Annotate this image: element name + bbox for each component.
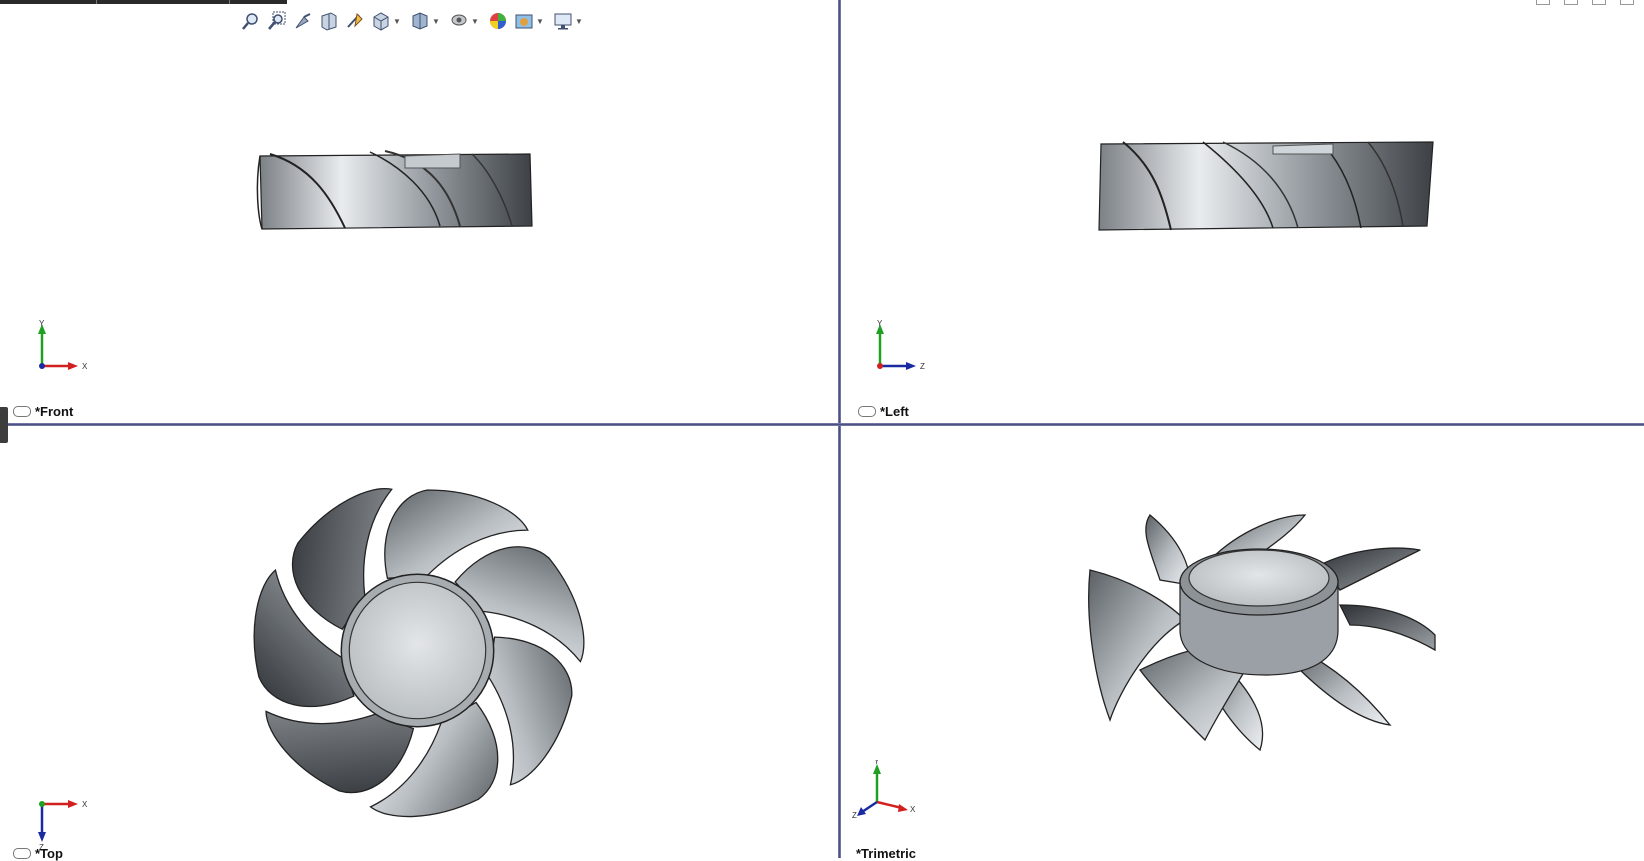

...

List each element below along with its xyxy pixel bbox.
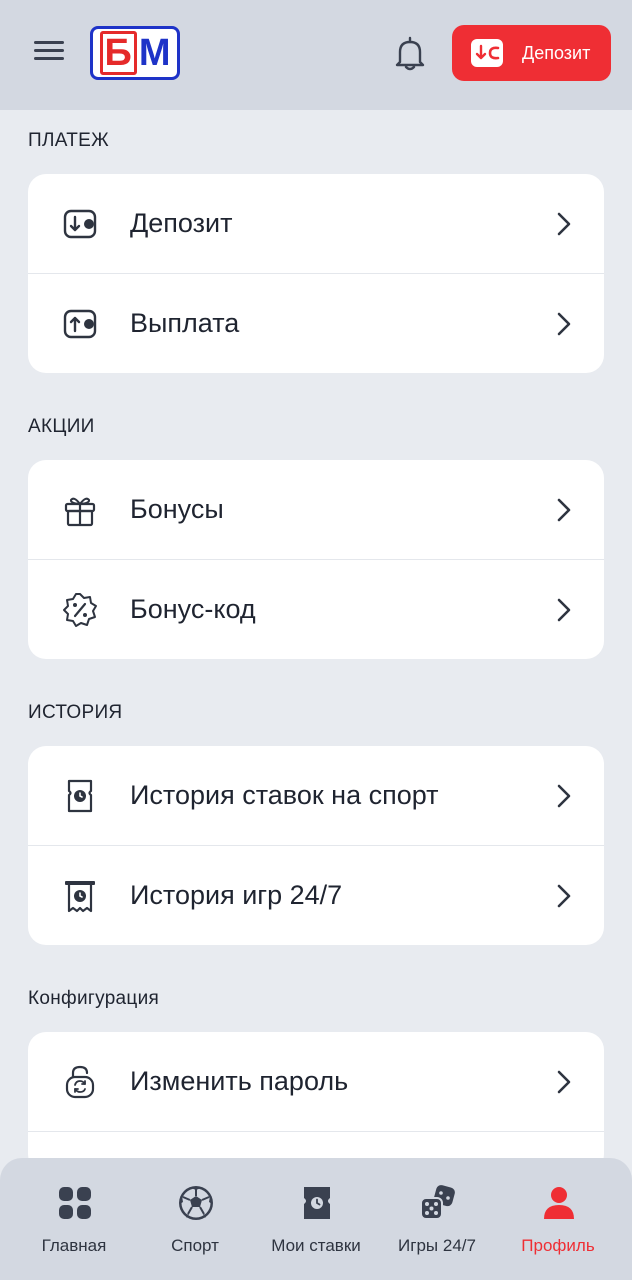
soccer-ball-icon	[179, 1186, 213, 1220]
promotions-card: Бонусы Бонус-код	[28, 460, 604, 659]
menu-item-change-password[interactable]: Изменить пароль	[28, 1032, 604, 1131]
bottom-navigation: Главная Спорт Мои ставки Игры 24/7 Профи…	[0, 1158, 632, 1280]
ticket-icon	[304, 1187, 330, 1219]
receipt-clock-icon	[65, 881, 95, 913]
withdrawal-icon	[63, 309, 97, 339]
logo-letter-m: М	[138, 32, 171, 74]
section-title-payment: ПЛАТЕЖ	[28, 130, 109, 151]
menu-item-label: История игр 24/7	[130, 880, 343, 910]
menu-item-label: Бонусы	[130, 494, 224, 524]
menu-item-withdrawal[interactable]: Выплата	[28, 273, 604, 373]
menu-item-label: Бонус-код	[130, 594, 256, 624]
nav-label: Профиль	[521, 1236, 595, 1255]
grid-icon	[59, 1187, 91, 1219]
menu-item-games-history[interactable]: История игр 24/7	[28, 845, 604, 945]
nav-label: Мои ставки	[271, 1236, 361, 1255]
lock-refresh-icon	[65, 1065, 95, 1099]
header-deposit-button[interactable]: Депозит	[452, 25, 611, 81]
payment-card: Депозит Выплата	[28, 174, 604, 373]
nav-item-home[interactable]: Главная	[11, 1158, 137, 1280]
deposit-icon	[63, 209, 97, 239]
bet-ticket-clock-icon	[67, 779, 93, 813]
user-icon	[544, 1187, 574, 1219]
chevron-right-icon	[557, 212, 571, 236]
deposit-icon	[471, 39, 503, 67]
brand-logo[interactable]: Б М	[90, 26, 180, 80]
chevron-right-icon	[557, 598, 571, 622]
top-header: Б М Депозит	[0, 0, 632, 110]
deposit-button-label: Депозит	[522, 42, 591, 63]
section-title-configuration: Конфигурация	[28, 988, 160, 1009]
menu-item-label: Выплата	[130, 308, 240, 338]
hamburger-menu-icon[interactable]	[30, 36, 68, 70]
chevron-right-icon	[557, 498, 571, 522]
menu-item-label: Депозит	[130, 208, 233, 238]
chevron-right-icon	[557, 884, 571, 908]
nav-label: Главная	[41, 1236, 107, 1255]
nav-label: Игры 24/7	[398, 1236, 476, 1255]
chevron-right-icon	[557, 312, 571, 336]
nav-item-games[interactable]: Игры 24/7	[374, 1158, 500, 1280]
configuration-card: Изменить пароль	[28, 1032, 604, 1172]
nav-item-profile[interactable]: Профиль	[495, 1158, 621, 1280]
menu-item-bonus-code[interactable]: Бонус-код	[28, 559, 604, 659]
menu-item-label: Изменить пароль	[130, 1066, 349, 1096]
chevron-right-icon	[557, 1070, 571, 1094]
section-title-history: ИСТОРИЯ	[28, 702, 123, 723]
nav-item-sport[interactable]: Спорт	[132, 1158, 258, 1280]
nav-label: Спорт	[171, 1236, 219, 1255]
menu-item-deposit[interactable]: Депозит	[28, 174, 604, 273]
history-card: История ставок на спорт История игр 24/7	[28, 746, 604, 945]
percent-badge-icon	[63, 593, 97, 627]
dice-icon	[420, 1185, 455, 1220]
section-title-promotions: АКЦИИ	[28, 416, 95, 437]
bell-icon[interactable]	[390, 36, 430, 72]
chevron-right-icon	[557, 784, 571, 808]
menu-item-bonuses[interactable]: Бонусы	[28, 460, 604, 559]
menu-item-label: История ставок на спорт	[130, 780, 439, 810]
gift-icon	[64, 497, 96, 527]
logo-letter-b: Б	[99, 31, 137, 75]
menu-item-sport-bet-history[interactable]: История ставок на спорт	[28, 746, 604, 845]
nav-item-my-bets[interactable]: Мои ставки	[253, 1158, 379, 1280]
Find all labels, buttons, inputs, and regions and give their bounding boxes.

» **Direction**
Please copy the listing word for word from the line with "List each element" to the line with "212, 571, 236]", including both of those lines. Omit the pictures.

» **Output for this task**
List each element below along with its xyxy pixel bbox.
soccer-ball-icon	[179, 1186, 213, 1220]
promotions-card: Бонусы Бонус-код	[28, 460, 604, 659]
menu-item-change-password[interactable]: Изменить пароль	[28, 1032, 604, 1131]
bottom-navigation: Главная Спорт Мои ставки Игры 24/7 Профи…	[0, 1158, 632, 1280]
ticket-icon	[304, 1187, 330, 1219]
receipt-clock-icon	[65, 881, 95, 913]
withdrawal-icon	[63, 309, 97, 339]
logo-letter-m: М	[138, 32, 171, 74]
section-title-payment: ПЛАТЕЖ	[28, 130, 109, 151]
menu-item-label: История игр 24/7	[130, 880, 343, 910]
menu-item-label: Бонусы	[130, 494, 224, 524]
menu-item-withdrawal[interactable]: Выплата	[28, 273, 604, 373]
menu-item-label: Бонус-код	[130, 594, 256, 624]
nav-label: Профиль	[521, 1236, 595, 1255]
grid-icon	[59, 1187, 91, 1219]
menu-item-games-history[interactable]: История игр 24/7	[28, 845, 604, 945]
nav-label: Мои ставки	[271, 1236, 361, 1255]
lock-refresh-icon	[65, 1065, 95, 1099]
header-deposit-button[interactable]: Депозит	[452, 25, 611, 81]
payment-card: Депозит Выплата	[28, 174, 604, 373]
nav-item-home[interactable]: Главная	[11, 1158, 137, 1280]
deposit-icon	[63, 209, 97, 239]
bet-ticket-clock-icon	[67, 779, 93, 813]
user-icon	[544, 1187, 574, 1219]
chevron-right-icon	[557, 212, 571, 236]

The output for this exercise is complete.